— WHAT YOU ARE ASKED TO DO —
Change each "city-bar" in the records below to "city-column", keeping every other character the same.

— LISTED ENTRIES —
◇ ◇ ◇ ◇ ◇

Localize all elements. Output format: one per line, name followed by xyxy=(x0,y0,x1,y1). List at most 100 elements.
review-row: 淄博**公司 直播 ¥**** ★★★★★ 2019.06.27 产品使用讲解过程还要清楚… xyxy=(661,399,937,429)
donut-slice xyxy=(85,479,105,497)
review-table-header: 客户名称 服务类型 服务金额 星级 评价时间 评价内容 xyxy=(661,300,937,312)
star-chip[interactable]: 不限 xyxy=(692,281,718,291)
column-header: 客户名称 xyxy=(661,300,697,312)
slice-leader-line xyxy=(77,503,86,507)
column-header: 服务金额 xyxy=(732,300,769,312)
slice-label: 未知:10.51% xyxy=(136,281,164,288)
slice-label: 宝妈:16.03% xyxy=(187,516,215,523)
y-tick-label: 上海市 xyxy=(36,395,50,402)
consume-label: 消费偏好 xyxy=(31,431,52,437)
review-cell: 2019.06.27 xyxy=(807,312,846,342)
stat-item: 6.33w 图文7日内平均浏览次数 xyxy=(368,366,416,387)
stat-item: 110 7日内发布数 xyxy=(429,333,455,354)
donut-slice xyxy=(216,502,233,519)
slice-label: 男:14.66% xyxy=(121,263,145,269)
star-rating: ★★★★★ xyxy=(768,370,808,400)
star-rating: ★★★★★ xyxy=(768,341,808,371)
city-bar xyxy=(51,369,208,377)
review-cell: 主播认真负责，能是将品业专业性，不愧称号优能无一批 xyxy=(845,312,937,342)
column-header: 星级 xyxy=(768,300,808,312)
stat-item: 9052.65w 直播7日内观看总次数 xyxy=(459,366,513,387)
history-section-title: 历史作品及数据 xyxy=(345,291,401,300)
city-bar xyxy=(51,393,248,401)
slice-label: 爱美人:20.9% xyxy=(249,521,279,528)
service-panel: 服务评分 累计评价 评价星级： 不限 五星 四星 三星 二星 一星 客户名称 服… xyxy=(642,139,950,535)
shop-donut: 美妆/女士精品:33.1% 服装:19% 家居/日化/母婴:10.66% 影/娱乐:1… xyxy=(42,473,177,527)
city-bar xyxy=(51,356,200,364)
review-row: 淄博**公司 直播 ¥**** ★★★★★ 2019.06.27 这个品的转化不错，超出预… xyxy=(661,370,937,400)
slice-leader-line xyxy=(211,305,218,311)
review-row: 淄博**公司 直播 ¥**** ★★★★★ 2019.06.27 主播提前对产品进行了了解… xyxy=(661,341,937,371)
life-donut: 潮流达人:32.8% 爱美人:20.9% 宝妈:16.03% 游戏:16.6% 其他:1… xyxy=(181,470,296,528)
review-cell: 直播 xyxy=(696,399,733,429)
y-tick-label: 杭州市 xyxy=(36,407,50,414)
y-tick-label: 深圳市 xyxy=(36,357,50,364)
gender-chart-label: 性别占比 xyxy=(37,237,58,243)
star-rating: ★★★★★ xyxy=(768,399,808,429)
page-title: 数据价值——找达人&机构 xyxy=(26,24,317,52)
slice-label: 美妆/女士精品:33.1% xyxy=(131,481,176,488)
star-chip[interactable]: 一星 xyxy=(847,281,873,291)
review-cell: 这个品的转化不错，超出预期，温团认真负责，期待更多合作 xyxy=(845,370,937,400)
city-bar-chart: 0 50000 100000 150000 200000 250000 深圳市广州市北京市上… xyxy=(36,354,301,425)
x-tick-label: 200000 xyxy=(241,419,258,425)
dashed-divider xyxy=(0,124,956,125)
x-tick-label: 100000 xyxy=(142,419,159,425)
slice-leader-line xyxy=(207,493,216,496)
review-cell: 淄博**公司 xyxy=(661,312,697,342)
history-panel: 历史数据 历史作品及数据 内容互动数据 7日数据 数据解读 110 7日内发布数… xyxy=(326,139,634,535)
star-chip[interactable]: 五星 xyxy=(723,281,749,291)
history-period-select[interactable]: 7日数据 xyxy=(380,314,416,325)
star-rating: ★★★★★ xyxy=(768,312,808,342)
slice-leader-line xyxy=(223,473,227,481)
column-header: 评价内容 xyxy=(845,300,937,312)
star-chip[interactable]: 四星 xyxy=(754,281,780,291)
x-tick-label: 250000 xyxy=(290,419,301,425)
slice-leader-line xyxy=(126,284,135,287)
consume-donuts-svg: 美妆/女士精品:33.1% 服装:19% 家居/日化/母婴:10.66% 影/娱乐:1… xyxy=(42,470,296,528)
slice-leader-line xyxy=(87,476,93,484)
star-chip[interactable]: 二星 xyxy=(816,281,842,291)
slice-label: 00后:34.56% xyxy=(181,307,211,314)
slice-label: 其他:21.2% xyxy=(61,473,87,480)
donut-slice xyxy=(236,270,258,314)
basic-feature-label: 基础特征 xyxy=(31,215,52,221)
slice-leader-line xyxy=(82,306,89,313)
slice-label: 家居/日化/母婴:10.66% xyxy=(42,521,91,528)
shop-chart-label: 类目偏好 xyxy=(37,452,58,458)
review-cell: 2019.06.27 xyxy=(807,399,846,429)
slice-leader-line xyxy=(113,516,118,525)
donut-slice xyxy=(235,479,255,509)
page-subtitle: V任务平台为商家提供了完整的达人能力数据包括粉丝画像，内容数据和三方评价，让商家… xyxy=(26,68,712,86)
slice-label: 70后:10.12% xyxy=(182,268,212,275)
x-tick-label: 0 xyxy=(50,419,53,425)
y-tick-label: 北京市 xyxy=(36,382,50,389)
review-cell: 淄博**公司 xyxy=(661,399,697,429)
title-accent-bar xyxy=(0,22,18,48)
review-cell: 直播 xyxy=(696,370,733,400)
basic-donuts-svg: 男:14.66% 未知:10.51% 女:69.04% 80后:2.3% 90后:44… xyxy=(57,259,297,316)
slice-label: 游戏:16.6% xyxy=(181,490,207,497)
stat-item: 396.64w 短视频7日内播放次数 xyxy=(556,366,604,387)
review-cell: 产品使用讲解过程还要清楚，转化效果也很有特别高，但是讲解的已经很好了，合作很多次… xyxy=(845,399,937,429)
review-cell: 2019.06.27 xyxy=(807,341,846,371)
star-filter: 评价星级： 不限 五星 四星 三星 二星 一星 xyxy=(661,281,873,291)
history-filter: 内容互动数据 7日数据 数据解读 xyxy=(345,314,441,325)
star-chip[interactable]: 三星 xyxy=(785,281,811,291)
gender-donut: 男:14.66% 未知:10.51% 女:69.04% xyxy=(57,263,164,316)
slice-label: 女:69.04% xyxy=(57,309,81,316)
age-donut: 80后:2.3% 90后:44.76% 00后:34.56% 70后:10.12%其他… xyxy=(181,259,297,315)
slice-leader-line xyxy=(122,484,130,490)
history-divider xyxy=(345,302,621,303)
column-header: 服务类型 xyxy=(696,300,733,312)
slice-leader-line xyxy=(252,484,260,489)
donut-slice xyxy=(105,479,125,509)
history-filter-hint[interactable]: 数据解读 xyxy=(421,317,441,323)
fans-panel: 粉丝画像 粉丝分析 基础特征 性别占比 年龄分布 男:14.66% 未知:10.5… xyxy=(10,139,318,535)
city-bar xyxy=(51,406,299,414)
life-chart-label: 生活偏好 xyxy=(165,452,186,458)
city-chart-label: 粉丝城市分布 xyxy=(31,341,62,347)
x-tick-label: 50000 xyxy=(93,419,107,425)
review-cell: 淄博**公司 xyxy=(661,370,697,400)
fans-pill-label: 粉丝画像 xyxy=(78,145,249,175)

◇ ◇ ◇ ◇ ◇

— TASK ANSWER —
Localize all elements. Output format: one per line, name followed by xyxy=(x0,y0,x1,y1). List at most 100 elements.
review-row: 淄博**公司 直播 ¥**** ★★★★★ 2019.06.27 产品使用讲解过程还要清楚… xyxy=(661,399,937,429)
donut-slice xyxy=(85,479,105,497)
review-table-header: 客户名称 服务类型 服务金额 星级 评价时间 评价内容 xyxy=(661,300,937,312)
star-chip[interactable]: 不限 xyxy=(692,281,718,291)
column-header: 客户名称 xyxy=(661,300,697,312)
slice-leader-line xyxy=(77,503,86,507)
column-header: 服务金额 xyxy=(732,300,769,312)
slice-label: 未知:10.51% xyxy=(136,281,164,288)
slice-label: 宝妈:16.03% xyxy=(187,516,215,523)
y-tick-label: 上海市 xyxy=(36,395,50,402)
consume-label: 消费偏好 xyxy=(31,431,52,437)
review-cell: 2019.06.27 xyxy=(807,312,846,342)
stat-item: 6.33w 图文7日内平均浏览次数 xyxy=(368,366,416,387)
stat-item: 110 7日内发布数 xyxy=(429,333,455,354)
donut-slice xyxy=(216,502,233,519)
slice-label: 男:14.66% xyxy=(121,263,145,269)
star-rating: ★★★★★ xyxy=(768,370,808,400)
star-rating: ★★★★★ xyxy=(768,341,808,371)
city-column xyxy=(51,369,208,377)
review-cell: 主播认真负责，能是将品业专业性，不愧称号优能无一批 xyxy=(845,312,937,342)
column-header: 星级 xyxy=(768,300,808,312)
stat-item: 9052.65w 直播7日内观看总次数 xyxy=(459,366,513,387)
history-section-title: 历史作品及数据 xyxy=(345,291,401,300)
city-column xyxy=(51,393,248,401)
slice-label: 爱美人:20.9% xyxy=(249,521,279,528)
service-panel: 服务评分 累计评价 评价星级： 不限 五星 四星 三星 二星 一星 客户名称 服… xyxy=(642,139,950,535)
shop-donut: 美妆/女士精品:33.1% 服装:19% 家居/日化/母婴:10.66% 影/娱乐:1… xyxy=(42,473,177,527)
city-column xyxy=(51,356,200,364)
review-row: 淄博**公司 直播 ¥**** ★★★★★ 2019.06.27 这个品的转化不错，超出预… xyxy=(661,370,937,400)
slice-leader-line xyxy=(211,305,218,311)
review-row: 淄博**公司 直播 ¥**** ★★★★★ 2019.06.27 主播提前对产品进行了了解… xyxy=(661,341,937,371)
life-donut: 潮流达人:32.8% 爱美人:20.9% 宝妈:16.03% 游戏:16.6% 其他:1… xyxy=(181,470,296,528)
review-cell: 直播 xyxy=(696,399,733,429)
y-tick-label: 杭州市 xyxy=(36,407,50,414)
y-tick-label: 深圳市 xyxy=(36,357,50,364)
gender-chart-label: 性别占比 xyxy=(37,237,58,243)
star-rating: ★★★★★ xyxy=(768,399,808,429)
page-title: 数据价值——找达人&机构 xyxy=(26,24,317,52)
slice-label: 美妆/女士精品:33.1% xyxy=(131,481,176,488)
star-chip[interactable]: 一星 xyxy=(847,281,873,291)
review-cell: 这个品的转化不错，超出预期，温团认真负责，期待更多合作 xyxy=(845,370,937,400)
city-column-chart: 0 50000 100000 150000 200000 250000 深圳市广州市北京市上… xyxy=(36,354,301,425)
x-tick-label: 200000 xyxy=(241,419,258,425)
dashed-divider xyxy=(0,124,956,125)
x-tick-label: 100000 xyxy=(142,419,159,425)
slice-leader-line xyxy=(207,493,216,496)
review-cell: 淄博**公司 xyxy=(661,312,697,342)
history-panel: 历史数据 历史作品及数据 内容互动数据 7日数据 数据解读 110 7日内发布数… xyxy=(326,139,634,535)
star-chip[interactable]: 五星 xyxy=(723,281,749,291)
history-period-select[interactable]: 7日数据 xyxy=(380,314,416,325)
star-rating: ★★★★★ xyxy=(768,312,808,342)
slice-leader-line xyxy=(223,473,227,481)
column-header: 评价内容 xyxy=(845,300,937,312)
star-chip[interactable]: 四星 xyxy=(754,281,780,291)
x-tick-label: 250000 xyxy=(290,419,301,425)
slice-leader-line xyxy=(126,284,135,287)
consume-donuts-svg: 美妆/女士精品:33.1% 服装:19% 家居/日化/母婴:10.66% 影/娱乐:1… xyxy=(42,470,296,528)
slice-leader-line xyxy=(87,476,93,484)
star-chip[interactable]: 二星 xyxy=(816,281,842,291)
slice-label: 00后:34.56% xyxy=(181,307,211,314)
slice-label: 其他:21.2% xyxy=(61,473,87,480)
donut-slice xyxy=(236,270,258,314)
basic-feature-label: 基础特征 xyxy=(31,215,52,221)
slice-leader-line xyxy=(82,306,89,313)
slice-label: 家居/日化/母婴:10.66% xyxy=(42,521,91,528)
shop-chart-label: 类目偏好 xyxy=(37,452,58,458)
review-cell: 2019.06.27 xyxy=(807,399,846,429)
slice-leader-line xyxy=(113,516,118,525)
donut-slice xyxy=(235,479,255,509)
page-subtitle: V任务平台为商家提供了完整的达人能力数据包括粉丝画像，内容数据和三方评价，让商家… xyxy=(26,68,712,86)
slice-label: 70后:10.12% xyxy=(182,268,212,275)
x-tick-label: 0 xyxy=(50,419,53,425)
y-tick-label: 北京市 xyxy=(36,382,50,389)
review-cell: 淄博**公司 xyxy=(661,399,697,429)
title-accent-bar xyxy=(0,22,18,48)
review-cell: 直播 xyxy=(696,370,733,400)
basic-donuts-svg: 男:14.66% 未知:10.51% 女:69.04% 80后:2.3% 90后:44… xyxy=(57,259,297,316)
slice-label: 游戏:16.6% xyxy=(181,490,207,497)
stat-item: 396.64w 短视频7日内播放次数 xyxy=(556,366,604,387)
review-cell: 产品使用讲解过程还要清楚，转化效果也很有特别高，但是讲解的已经很好了，合作很多次… xyxy=(845,399,937,429)
review-cell: 2019.06.27 xyxy=(807,341,846,371)
star-filter: 评价星级： 不限 五星 四星 三星 二星 一星 xyxy=(661,281,873,291)
history-filter: 内容互动数据 7日数据 数据解读 xyxy=(345,314,441,325)
star-chip[interactable]: 三星 xyxy=(785,281,811,291)
gender-donut: 男:14.66% 未知:10.51% 女:69.04% xyxy=(57,263,164,316)
slice-label: 女:69.04% xyxy=(57,309,81,316)
age-donut: 80后:2.3% 90后:44.76% 00后:34.56% 70后:10.12%其他… xyxy=(181,259,297,315)
slice-leader-line xyxy=(122,484,130,490)
history-divider xyxy=(345,302,621,303)
column-header: 服务类型 xyxy=(696,300,733,312)
slice-leader-line xyxy=(252,484,260,489)
donut-slice xyxy=(105,479,125,509)
history-filter-hint[interactable]: 数据解读 xyxy=(421,317,441,323)
fans-panel: 粉丝画像 粉丝分析 基础特征 性别占比 年龄分布 男:14.66% 未知:10.5… xyxy=(10,139,318,535)
city-column xyxy=(51,406,299,414)
life-chart-label: 生活偏好 xyxy=(165,452,186,458)
city-chart-label: 粉丝城市分布 xyxy=(31,341,62,347)
x-tick-label: 50000 xyxy=(93,419,107,425)
review-cell: 淄博**公司 xyxy=(661,370,697,400)
fans-pill-label: 粉丝画像 xyxy=(78,145,249,175)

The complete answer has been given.